--- BEGIN ---
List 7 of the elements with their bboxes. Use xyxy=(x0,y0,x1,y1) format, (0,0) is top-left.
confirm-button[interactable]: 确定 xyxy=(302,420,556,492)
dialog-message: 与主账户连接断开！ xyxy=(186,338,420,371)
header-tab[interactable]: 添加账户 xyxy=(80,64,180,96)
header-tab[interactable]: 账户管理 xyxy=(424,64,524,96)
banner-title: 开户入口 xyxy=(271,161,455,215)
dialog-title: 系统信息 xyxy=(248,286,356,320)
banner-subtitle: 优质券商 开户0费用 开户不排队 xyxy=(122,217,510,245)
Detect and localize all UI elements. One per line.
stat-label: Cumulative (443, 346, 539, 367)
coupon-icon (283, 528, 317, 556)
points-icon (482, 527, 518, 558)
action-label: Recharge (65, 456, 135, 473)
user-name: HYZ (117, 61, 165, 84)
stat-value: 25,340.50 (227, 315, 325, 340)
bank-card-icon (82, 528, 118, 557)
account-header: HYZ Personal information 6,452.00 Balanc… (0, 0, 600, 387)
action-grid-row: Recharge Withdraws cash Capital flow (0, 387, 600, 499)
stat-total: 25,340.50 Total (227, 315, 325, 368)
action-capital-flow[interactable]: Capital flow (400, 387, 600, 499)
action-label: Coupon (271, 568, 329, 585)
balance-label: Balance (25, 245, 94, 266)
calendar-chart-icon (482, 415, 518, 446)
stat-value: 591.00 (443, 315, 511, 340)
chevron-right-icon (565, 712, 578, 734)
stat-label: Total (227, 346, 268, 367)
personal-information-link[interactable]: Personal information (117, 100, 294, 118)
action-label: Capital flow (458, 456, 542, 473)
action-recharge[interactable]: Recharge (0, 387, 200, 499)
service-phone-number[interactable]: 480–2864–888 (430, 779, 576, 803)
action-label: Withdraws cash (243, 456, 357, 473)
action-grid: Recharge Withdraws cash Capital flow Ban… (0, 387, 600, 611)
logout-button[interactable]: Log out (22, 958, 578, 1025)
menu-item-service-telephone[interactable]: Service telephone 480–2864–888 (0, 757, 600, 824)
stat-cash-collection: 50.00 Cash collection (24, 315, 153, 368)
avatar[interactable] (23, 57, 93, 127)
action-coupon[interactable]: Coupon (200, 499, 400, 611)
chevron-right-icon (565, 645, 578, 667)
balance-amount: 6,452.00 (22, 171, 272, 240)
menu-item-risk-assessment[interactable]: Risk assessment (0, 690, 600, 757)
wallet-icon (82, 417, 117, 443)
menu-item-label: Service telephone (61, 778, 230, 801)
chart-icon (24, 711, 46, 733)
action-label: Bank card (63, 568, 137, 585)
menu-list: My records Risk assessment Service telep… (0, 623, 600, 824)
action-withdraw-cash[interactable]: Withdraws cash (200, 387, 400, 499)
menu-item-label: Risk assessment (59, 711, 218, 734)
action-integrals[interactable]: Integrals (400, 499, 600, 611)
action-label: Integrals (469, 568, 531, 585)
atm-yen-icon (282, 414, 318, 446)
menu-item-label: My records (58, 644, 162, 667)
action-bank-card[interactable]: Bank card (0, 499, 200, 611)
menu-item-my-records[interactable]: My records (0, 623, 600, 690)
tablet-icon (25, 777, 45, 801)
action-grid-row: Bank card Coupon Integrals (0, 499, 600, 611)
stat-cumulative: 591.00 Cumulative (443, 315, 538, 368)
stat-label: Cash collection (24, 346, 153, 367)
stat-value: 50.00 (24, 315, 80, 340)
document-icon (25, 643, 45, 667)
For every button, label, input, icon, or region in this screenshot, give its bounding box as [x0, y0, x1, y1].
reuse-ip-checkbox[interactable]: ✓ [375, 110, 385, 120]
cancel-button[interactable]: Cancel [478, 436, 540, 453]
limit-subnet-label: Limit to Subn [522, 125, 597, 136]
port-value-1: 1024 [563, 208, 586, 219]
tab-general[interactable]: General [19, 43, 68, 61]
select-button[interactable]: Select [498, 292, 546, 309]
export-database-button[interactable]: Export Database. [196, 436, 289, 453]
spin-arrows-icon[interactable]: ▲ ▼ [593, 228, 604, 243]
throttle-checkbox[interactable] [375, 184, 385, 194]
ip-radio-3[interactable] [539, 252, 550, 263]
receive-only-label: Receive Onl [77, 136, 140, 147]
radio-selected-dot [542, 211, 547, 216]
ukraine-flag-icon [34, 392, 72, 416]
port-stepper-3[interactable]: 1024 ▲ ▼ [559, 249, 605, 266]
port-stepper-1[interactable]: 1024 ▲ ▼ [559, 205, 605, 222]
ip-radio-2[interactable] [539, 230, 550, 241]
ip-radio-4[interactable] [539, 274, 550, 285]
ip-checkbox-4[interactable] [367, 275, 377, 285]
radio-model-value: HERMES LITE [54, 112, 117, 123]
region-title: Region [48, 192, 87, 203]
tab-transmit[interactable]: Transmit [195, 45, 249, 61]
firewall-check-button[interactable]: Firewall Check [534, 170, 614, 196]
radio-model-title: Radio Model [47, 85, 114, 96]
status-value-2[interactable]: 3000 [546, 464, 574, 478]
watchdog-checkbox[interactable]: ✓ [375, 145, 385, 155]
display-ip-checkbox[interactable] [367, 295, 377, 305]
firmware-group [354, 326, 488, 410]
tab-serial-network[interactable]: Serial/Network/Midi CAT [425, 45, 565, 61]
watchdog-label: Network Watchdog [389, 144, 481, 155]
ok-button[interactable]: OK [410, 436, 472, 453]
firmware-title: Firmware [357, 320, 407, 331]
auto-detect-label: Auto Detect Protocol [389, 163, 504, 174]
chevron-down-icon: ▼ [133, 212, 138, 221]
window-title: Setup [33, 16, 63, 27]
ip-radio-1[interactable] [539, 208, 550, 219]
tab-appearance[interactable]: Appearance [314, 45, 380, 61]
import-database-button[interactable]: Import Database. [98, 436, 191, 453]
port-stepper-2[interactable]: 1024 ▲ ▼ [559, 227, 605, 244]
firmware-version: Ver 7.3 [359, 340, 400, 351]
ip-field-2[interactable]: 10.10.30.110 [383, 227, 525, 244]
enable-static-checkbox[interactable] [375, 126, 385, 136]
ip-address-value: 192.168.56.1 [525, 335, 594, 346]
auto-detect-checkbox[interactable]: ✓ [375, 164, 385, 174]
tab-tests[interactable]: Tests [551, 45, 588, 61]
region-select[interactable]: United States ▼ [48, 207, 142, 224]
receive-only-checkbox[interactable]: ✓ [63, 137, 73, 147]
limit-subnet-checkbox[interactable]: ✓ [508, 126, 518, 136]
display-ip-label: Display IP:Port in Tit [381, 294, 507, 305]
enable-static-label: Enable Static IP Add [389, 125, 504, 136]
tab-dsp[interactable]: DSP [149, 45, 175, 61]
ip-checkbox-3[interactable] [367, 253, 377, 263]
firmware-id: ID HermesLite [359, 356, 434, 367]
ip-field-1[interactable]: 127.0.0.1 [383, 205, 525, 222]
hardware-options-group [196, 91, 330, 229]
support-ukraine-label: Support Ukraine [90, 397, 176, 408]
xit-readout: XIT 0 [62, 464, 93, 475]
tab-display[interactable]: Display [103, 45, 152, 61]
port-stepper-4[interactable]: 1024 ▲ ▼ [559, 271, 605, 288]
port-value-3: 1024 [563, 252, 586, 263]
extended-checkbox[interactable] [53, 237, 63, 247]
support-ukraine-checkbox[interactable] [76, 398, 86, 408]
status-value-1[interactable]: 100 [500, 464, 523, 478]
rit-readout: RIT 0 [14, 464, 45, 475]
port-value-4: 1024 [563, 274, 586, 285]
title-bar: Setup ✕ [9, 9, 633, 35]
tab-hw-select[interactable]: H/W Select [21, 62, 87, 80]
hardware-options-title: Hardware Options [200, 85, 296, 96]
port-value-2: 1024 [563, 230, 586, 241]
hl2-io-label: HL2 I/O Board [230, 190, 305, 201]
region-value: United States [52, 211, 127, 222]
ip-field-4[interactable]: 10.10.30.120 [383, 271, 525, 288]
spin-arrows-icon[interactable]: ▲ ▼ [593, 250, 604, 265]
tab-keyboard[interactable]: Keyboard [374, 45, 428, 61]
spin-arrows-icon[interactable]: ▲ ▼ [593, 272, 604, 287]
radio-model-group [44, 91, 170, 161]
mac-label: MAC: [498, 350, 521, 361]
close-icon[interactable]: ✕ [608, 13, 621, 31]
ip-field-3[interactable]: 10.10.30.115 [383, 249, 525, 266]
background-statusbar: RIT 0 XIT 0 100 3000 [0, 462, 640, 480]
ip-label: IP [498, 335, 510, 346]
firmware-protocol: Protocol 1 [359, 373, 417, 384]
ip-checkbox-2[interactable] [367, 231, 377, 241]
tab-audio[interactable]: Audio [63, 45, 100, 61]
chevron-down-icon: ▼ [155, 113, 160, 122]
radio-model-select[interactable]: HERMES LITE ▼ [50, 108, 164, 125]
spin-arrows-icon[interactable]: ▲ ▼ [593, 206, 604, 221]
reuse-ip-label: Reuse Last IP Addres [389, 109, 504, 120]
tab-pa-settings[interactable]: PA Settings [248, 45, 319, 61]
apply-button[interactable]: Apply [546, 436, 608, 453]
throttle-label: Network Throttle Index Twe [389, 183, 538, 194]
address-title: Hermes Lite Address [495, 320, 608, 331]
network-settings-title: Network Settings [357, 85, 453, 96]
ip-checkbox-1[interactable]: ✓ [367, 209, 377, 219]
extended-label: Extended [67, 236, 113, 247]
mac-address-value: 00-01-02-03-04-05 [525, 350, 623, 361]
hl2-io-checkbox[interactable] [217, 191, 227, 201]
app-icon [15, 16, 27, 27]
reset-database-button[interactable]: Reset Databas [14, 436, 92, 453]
--- END ---
Retype the rows exactly, from the start of the rows through the line that contains "stat-value: 591.00 (443, 315, 511, 340)", including both ends.

List 7 of the elements with their bboxes. Use xyxy=(x0,y0,x1,y1) format, (0,0) is top-left.
confirm-button[interactable]: 确定 xyxy=(302,420,556,492)
dialog-message: 与主账户连接断开！ xyxy=(186,338,420,371)
header-tab[interactable]: 添加账户 xyxy=(80,64,180,96)
header-tab[interactable]: 账户管理 xyxy=(424,64,524,96)
banner-title: 开户入口 xyxy=(271,161,455,215)
dialog-title: 系统信息 xyxy=(248,286,356,320)
banner-subtitle: 优质券商 开户0费用 开户不排队 xyxy=(122,217,510,245)
Detect and localize all UI elements. One per line.
stat-label: Cumulative (443, 346, 539, 367)
coupon-icon (283, 528, 317, 556)
points-icon (482, 527, 518, 558)
action-label: Recharge (65, 456, 135, 473)
user-name: HYZ (117, 61, 165, 84)
stat-value: 25,340.50 (227, 315, 325, 340)
bank-card-icon (82, 528, 118, 557)
account-header: HYZ Personal information 6,452.00 Balanc… (0, 0, 600, 387)
action-grid-row: Recharge Withdraws cash Capital flow (0, 387, 600, 499)
stat-total: 25,340.50 Total (227, 315, 325, 368)
action-capital-flow[interactable]: Capital flow (400, 387, 600, 499)
action-label: Coupon (271, 568, 329, 585)
balance-label: Balance (25, 245, 94, 266)
calendar-chart-icon (482, 415, 518, 446)
stat-value: 591.00 (443, 315, 511, 340)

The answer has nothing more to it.